### Exercise prompt
Look through the material below and count the lines with the string "ylabel". Report only the count.

Part of a data file
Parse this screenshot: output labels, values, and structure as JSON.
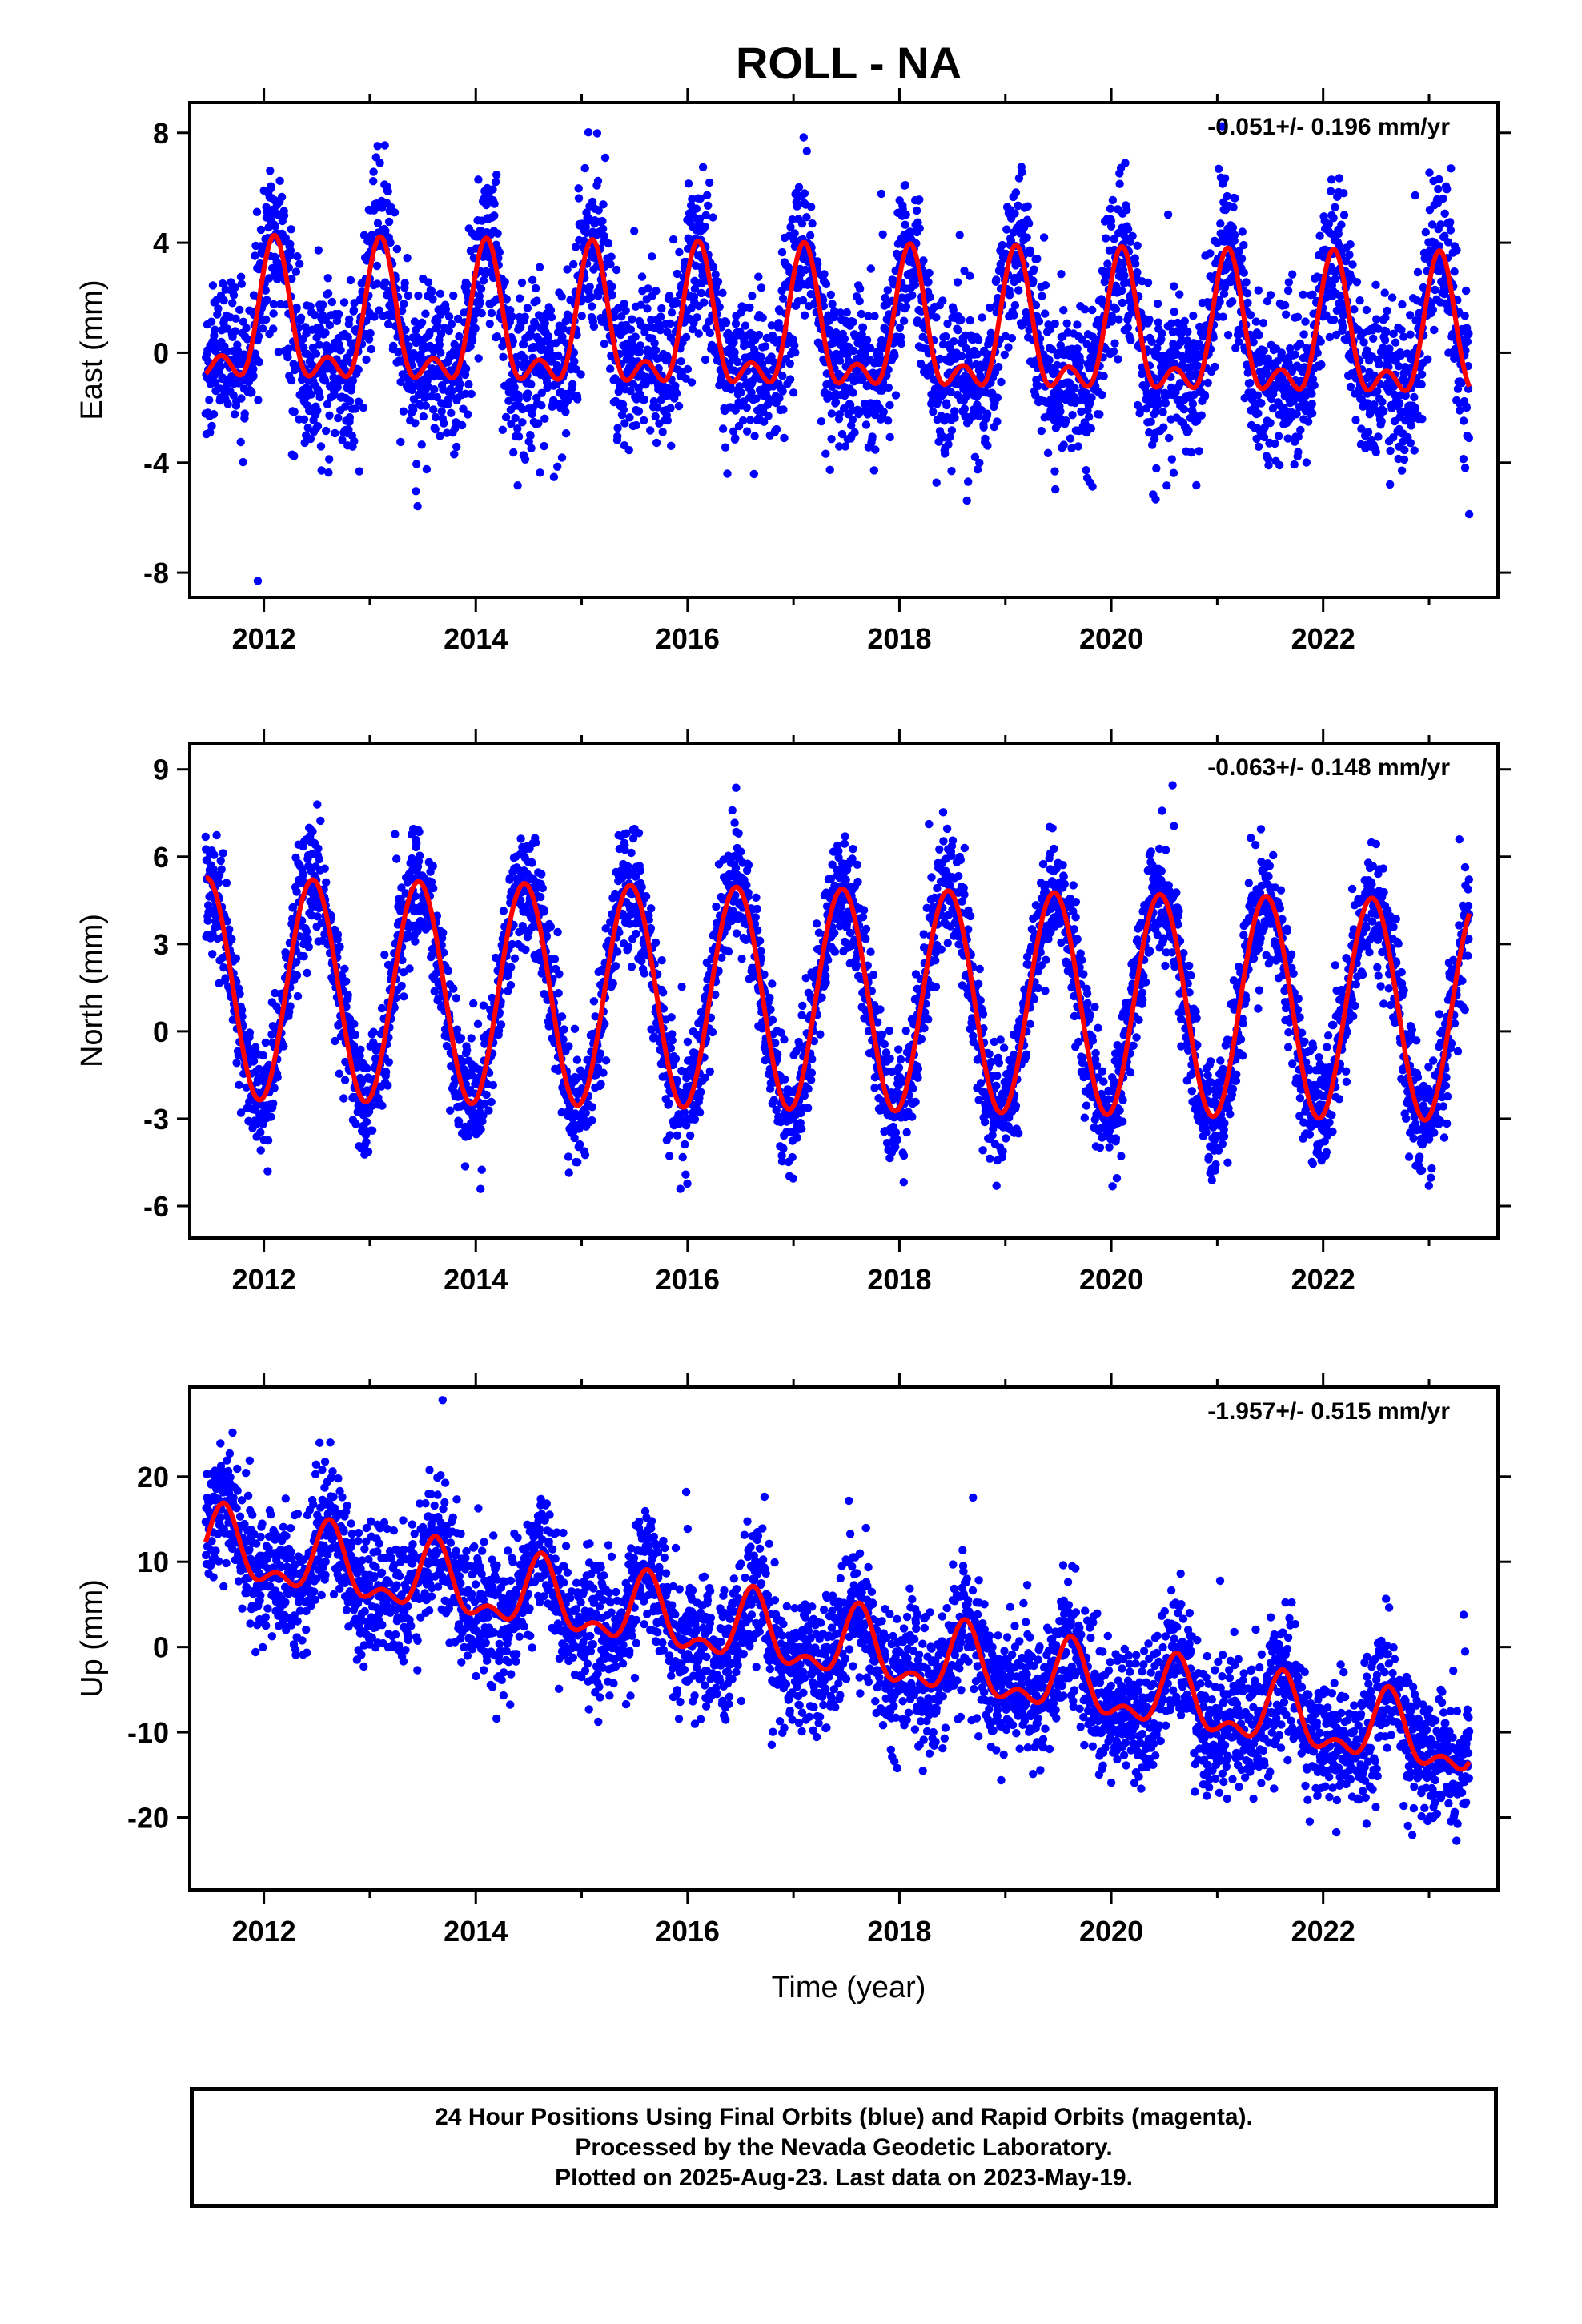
{
  "title": "ROLL - NA",
  "xlabel": "Time (year)",
  "colors": {
    "points": "#0000ff",
    "fit": "#ff0000",
    "frame": "#000000"
  },
  "footer": {
    "line1": "24 Hour Positions Using Final Orbits (blue) and Rapid Orbits (magenta).",
    "line2": "Processed by the Nevada Geodetic Laboratory.",
    "line3": "Plotted on 2025-Aug-23. Last data on 2023-May-19."
  },
  "chart_data": [
    {
      "type": "scatter",
      "ylabel": "East (mm)",
      "rate_label": "-0.051+/- 0.196 mm/yr",
      "xlim": [
        2011.3,
        2023.65
      ],
      "ylim": [
        -8.9,
        9.1
      ],
      "x_ticks": [
        2012,
        2014,
        2016,
        2018,
        2020,
        2022
      ],
      "y_ticks": [
        -8,
        -4,
        0,
        4,
        8
      ],
      "fit": {
        "mean": 0.6,
        "rate": -0.051,
        "annual_amp": 2.2,
        "annual_peak": 0.1,
        "semi_amp": 1.2,
        "semi_peak": 0.1
      },
      "scatter_sd": 1.4,
      "grid": false
    },
    {
      "type": "scatter",
      "ylabel": "North (mm)",
      "rate_label": "-0.063+/- 0.148 mm/yr",
      "xlim": [
        2011.3,
        2023.65
      ],
      "ylim": [
        -7.1,
        9.9
      ],
      "x_ticks": [
        2012,
        2014,
        2016,
        2018,
        2020,
        2022
      ],
      "y_ticks": [
        -6,
        -3,
        0,
        3,
        6,
        9
      ],
      "fit": {
        "mean": 1.1,
        "rate": -0.063,
        "annual_amp": 3.8,
        "annual_peak": 0.46,
        "semi_amp": 0.0,
        "semi_peak": 0.0
      },
      "scatter_sd": 1.0,
      "grid": false
    },
    {
      "type": "scatter",
      "ylabel": "Up (mm)",
      "rate_label": "-1.957+/- 0.515 mm/yr",
      "xlim": [
        2011.3,
        2023.65
      ],
      "ylim": [
        -28.5,
        30.5
      ],
      "x_ticks": [
        2012,
        2014,
        2016,
        2018,
        2020,
        2022
      ],
      "y_ticks": [
        -20,
        -10,
        0,
        10,
        20
      ],
      "fit": {
        "mean": 0,
        "rate": -1.957,
        "annual_amp": 3.6,
        "annual_peak": 0.62,
        "semi_amp": 2.0,
        "semi_peak": 0.12
      },
      "scatter_sd": 3.8,
      "grid": false
    }
  ]
}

### The solution
3